• Written request
Reproduce the listing below exactly, minus its pictures.

-------

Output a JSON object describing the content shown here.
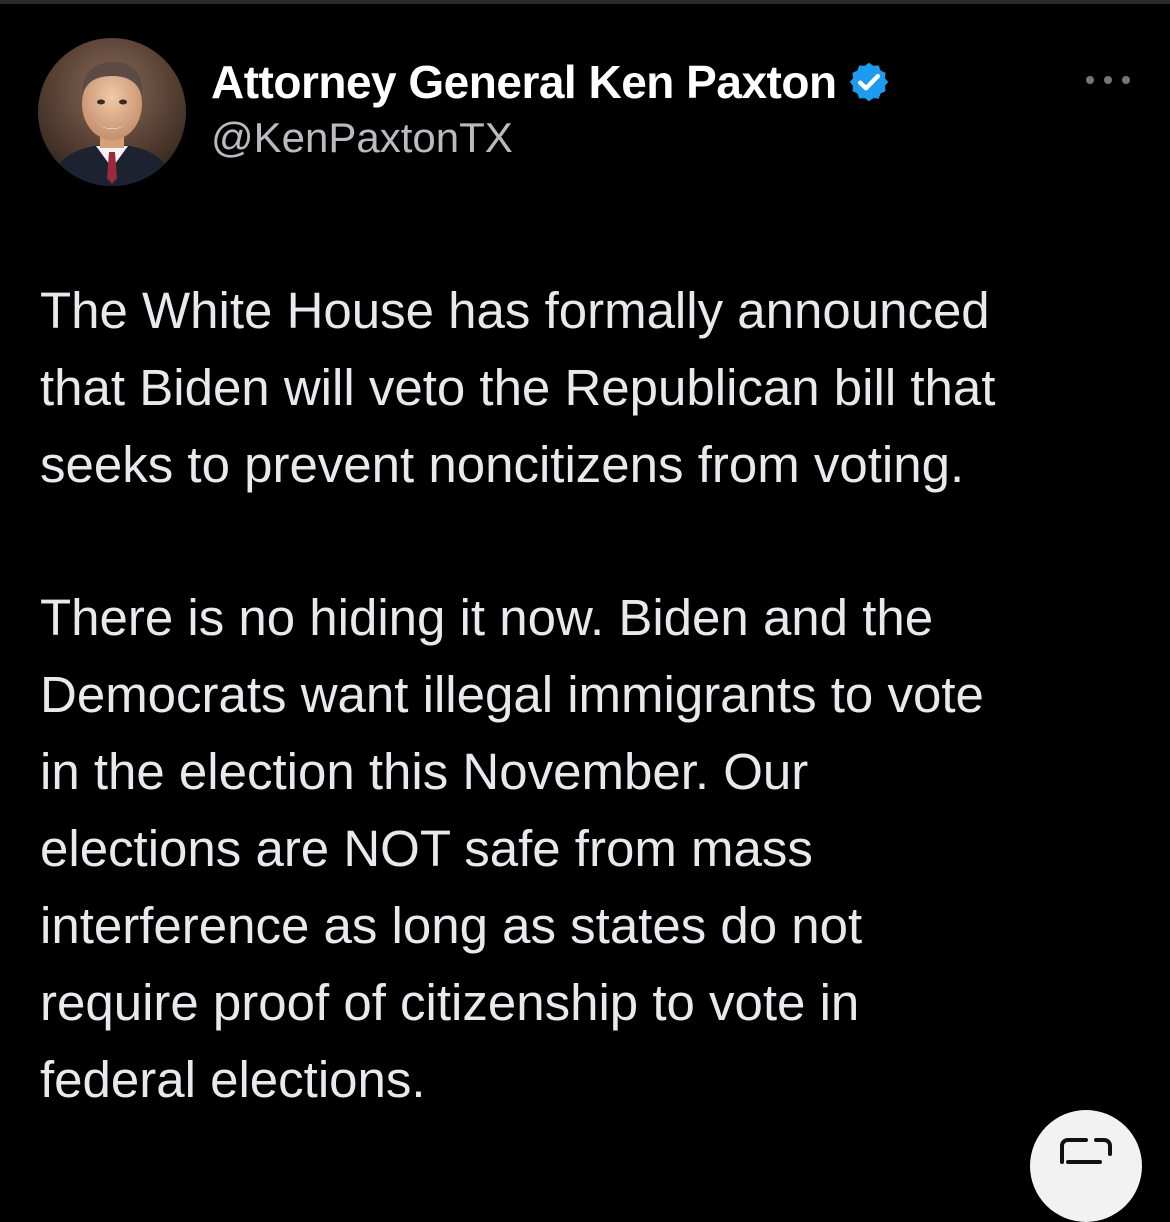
{
  "author": {
    "display_name": "Attorney General Ken Paxton",
    "handle": "@KenPaxtonTX",
    "verified": true,
    "verified_badge_color": "#1d9bf0",
    "avatar": "profile-photo"
  },
  "tweet": {
    "paragraphs": [
      "The White House has formally announced\nthat Biden will veto the Republican bill that\nseeks to prevent noncitizens from voting.",
      "There is no hiding it now. Biden and the\nDemocrats want illegal immigrants to vote\nin the election this November. Our\nelections are NOT safe from mass\ninterference as long as states do not\nrequire proof of citizenship to vote in\nfederal elections."
    ]
  },
  "ui": {
    "more_icon": "more-horizontal-icon",
    "corner_icon": "screen-capture-icon",
    "background": "#000000",
    "text_color": "#e7e9ea",
    "handle_color": "#b8bcc0"
  }
}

-------

• Solution to this problem
Output a JSON object describing the content shown here.
{
  "author": {
    "display_name": "Attorney General Ken Paxton",
    "handle": "@KenPaxtonTX",
    "verified": true,
    "verified_badge_color": "#1d9bf0",
    "avatar": "profile-photo"
  },
  "tweet": {
    "paragraphs": [
      "The White House has formally announced\nthat Biden will veto the Republican bill that\nseeks to prevent noncitizens from voting.",
      "There is no hiding it now. Biden and the\nDemocrats want illegal immigrants to vote\nin the election this November. Our\nelections are NOT safe from mass\ninterference as long as states do not\nrequire proof of citizenship to vote in\nfederal elections."
    ]
  },
  "ui": {
    "more_icon": "more-horizontal-icon",
    "corner_icon": "screen-capture-icon",
    "background": "#000000",
    "text_color": "#e7e9ea",
    "handle_color": "#b8bcc0"
  }
}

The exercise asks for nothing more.